Reproduce all the entries exactly and keep the pictures out.
+++ EXERCISE DATA +++
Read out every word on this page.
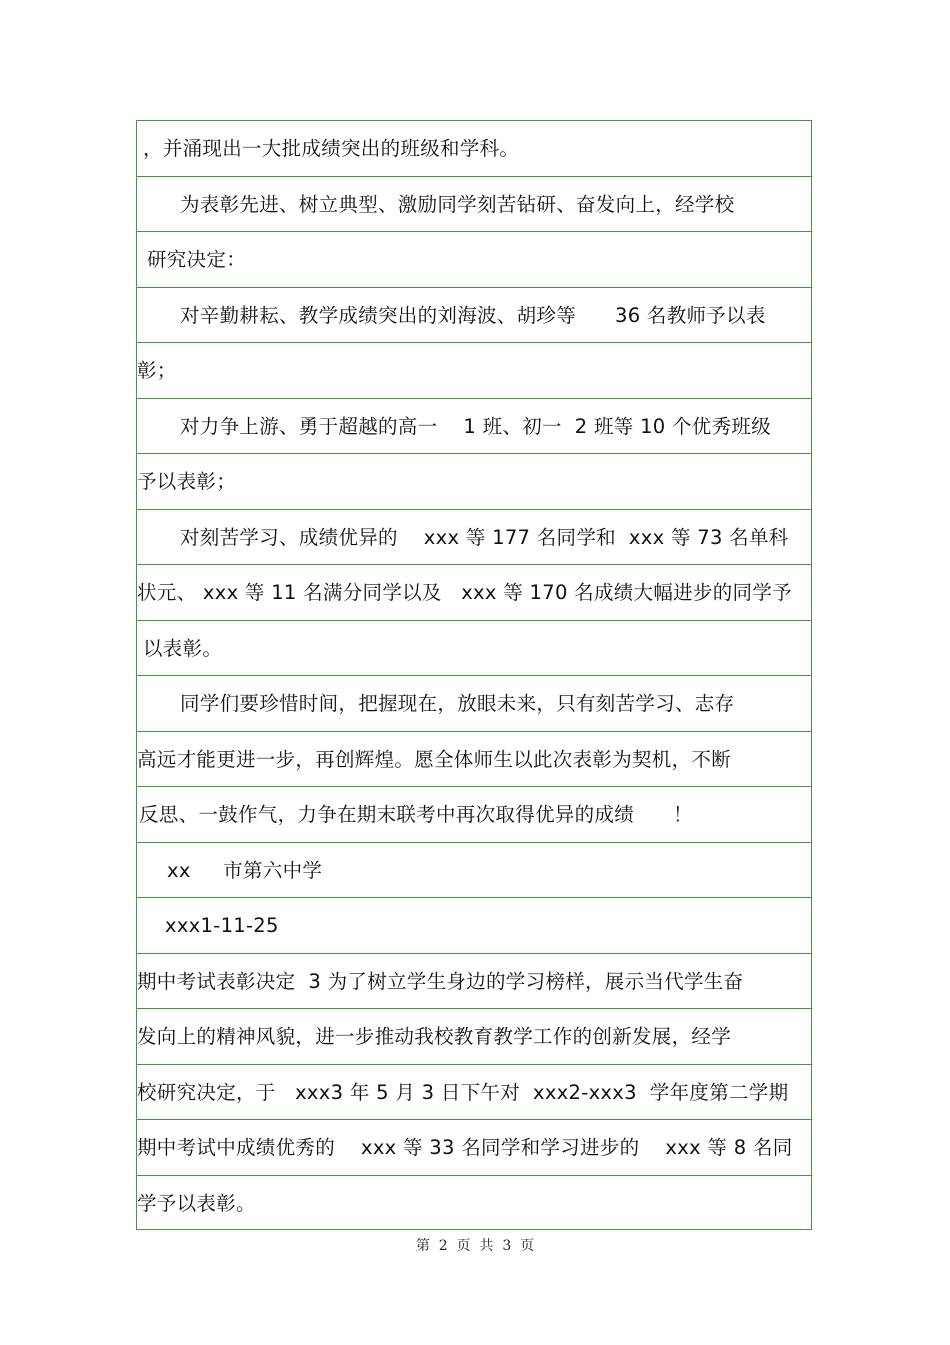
，并涌现出一大批成绩突出的班级和学科。
为表彰先进、树立典型、激励同学刻苦钻研、奋发向上，经学校
研究决定：
对辛勤耕耘、教学成绩突出的刘海波、胡珍等      36 名教师予以表
彰；
对力争上游、勇于超越的高一    1 班、初一  2 班等 10 个优秀班级
予以表彰；
对刻苦学习、成绩优异的    xxx 等 177 名同学和  xxx 等 73 名单科
状元、 xxx 等 11 名满分同学以及   xxx 等 170 名成绩大幅进步的同学予
以表彰。
同学们要珍惜时间，把握现在，放眼未来，只有刻苦学习、志存
高远才能更进一步，再创辉煌。愿全体师生以此次表彰为契机，不断
反思、一鼓作气，力争在期末联考中再次取得优异的成绩      ！
xx     市第六中学
xxx1-11-25
期中考试表彰决定  3 为了树立学生身边的学习榜样，展示当代学生奋
发向上的精神风貌，进一步推动我校教育教学工作的创新发展，经学
校研究决定，于   xxx3 年 5 月 3 日下午对  xxx2-xxx3  学年度第二学期
期中考试中成绩优秀的    xxx 等 33 名同学和学习进步的    xxx 等 8 名同
学予以表彰。
第  2  页  共  3  页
+++
# WRITTEN ANSWER
Read out every word on this page.
，并涌现出一大批成绩突出的班级和学科。
为表彰先进、树立典型、激励同学刻苦钻研、奋发向上，经学校
研究决定：
对辛勤耕耘、教学成绩突出的刘海波、胡珍等      36 名教师予以表
彰；
对力争上游、勇于超越的高一    1 班、初一  2 班等 10 个优秀班级
予以表彰；
对刻苦学习、成绩优异的    xxx 等 177 名同学和  xxx 等 73 名单科
状元、 xxx 等 11 名满分同学以及   xxx 等 170 名成绩大幅进步的同学予
以表彰。
同学们要珍惜时间，把握现在，放眼未来，只有刻苦学习、志存
高远才能更进一步，再创辉煌。愿全体师生以此次表彰为契机，不断
反思、一鼓作气，力争在期末联考中再次取得优异的成绩      ！
xx     市第六中学
xxx1-11-25
期中考试表彰决定  3 为了树立学生身边的学习榜样，展示当代学生奋
发向上的精神风貌，进一步推动我校教育教学工作的创新发展，经学
校研究决定，于   xxx3 年 5 月 3 日下午对  xxx2-xxx3  学年度第二学期
期中考试中成绩优秀的    xxx 等 33 名同学和学习进步的    xxx 等 8 名同
学予以表彰。
第  2  页  共  3  页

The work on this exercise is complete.